### [EXTRACTED ENTRIES]
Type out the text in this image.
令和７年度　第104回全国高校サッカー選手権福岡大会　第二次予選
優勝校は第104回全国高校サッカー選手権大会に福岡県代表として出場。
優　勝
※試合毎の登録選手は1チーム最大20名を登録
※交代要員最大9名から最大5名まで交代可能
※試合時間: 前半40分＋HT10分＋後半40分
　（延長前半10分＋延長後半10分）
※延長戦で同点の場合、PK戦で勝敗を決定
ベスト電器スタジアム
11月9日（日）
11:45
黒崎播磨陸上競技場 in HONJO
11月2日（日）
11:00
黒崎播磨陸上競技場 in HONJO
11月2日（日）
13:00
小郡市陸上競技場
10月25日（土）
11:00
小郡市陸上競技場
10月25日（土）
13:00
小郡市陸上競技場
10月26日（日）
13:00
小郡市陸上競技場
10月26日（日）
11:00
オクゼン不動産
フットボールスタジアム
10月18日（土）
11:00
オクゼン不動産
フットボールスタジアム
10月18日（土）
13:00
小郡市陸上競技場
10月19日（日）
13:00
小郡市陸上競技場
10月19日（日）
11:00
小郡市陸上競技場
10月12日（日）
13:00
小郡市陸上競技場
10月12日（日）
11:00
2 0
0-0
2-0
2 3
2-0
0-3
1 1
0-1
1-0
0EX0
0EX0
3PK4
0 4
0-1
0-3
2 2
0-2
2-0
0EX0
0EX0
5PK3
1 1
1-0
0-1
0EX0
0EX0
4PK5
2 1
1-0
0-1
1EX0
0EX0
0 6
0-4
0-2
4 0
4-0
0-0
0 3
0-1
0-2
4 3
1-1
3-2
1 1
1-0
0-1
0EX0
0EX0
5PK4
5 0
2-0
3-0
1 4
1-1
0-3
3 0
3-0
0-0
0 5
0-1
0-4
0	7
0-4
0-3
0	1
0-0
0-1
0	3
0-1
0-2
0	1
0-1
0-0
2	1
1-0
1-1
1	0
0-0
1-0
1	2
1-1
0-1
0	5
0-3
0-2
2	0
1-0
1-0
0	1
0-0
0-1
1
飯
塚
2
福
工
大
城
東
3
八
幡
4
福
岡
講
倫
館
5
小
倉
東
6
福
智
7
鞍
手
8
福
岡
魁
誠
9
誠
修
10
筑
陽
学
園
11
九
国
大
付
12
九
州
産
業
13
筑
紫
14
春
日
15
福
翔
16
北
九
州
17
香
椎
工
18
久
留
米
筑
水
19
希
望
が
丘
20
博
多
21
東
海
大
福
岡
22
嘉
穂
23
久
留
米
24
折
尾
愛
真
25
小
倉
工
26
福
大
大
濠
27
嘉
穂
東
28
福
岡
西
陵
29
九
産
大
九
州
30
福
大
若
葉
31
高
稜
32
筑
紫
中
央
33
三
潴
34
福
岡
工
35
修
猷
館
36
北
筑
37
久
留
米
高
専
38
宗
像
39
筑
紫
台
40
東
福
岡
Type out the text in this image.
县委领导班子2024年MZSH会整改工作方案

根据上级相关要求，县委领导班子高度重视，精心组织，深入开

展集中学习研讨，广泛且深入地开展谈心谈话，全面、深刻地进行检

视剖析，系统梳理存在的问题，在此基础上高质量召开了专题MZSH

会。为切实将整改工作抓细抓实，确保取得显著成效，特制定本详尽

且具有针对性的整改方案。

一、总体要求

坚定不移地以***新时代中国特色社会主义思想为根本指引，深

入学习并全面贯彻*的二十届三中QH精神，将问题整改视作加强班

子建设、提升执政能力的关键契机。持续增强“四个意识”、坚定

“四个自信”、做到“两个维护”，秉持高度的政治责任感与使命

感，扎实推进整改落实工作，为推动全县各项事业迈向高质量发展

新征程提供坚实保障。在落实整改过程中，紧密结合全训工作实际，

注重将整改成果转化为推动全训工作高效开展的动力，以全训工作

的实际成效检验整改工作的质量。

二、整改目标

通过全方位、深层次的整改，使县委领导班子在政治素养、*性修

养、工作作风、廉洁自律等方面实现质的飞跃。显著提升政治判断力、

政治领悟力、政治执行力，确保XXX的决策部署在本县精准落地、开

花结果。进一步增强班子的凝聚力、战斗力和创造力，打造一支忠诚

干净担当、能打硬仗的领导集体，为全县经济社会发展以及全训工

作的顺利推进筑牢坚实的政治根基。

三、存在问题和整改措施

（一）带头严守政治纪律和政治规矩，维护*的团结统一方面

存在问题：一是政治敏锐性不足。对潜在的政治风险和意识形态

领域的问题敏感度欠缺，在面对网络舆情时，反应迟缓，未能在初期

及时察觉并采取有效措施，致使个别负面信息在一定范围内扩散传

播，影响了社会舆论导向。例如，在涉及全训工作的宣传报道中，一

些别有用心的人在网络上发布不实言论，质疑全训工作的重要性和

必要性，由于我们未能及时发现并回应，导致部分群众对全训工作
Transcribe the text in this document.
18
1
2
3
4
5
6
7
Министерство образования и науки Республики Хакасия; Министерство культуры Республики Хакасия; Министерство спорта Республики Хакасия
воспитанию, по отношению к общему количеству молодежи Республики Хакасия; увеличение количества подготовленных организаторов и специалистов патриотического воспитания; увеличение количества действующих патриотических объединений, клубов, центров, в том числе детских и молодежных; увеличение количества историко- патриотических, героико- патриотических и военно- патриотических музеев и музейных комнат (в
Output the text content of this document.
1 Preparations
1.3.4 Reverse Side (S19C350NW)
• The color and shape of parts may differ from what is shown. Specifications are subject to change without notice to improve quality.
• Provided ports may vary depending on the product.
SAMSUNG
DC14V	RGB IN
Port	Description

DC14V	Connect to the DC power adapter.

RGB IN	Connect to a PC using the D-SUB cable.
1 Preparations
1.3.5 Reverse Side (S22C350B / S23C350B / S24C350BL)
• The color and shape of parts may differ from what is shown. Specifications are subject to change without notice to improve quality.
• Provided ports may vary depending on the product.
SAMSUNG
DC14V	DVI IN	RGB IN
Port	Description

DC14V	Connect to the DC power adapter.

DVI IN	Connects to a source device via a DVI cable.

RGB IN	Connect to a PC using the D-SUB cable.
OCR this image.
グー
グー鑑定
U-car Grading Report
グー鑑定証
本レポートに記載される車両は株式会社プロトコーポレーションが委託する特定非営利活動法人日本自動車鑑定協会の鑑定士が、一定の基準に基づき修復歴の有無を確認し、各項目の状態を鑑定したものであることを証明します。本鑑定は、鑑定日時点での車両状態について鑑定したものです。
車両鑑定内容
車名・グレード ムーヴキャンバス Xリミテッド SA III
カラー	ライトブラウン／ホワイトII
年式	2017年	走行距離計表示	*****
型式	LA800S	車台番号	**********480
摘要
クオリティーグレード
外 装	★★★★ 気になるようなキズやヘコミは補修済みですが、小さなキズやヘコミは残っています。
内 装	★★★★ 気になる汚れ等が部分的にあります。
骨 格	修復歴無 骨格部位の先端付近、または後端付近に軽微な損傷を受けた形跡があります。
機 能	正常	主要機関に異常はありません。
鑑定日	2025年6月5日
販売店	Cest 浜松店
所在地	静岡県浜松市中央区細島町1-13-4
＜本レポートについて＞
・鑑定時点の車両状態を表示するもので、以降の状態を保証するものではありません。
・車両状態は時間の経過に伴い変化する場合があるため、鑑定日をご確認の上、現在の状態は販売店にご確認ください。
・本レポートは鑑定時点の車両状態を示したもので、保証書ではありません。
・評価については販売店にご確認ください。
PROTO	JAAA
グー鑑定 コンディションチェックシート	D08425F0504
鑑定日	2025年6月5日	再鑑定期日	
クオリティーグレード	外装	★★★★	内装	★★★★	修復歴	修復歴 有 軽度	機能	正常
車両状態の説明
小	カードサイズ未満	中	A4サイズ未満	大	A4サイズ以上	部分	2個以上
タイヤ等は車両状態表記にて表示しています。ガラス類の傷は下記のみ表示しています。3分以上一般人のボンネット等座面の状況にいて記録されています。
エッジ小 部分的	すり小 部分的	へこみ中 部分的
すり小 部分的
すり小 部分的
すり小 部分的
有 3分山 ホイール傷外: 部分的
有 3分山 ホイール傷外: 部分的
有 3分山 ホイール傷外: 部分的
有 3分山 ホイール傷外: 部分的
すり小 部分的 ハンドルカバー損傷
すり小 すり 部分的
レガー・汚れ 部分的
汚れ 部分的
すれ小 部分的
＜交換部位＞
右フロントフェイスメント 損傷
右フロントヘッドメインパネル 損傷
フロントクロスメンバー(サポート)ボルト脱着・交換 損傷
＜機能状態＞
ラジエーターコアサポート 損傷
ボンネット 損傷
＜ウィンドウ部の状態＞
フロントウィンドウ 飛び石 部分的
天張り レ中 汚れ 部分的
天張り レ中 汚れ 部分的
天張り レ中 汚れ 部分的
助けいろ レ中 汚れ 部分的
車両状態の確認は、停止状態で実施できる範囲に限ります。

### [WHAT THE TASK REQUIRES]
Go through the records and copy each line with "Reverse" in it.

### [SOLVED PROBLEM]
1.3.4 Reverse Side (S19C350NW)
1.3.5 Reverse Side (S22C350B / S23C350B / S24C350BL)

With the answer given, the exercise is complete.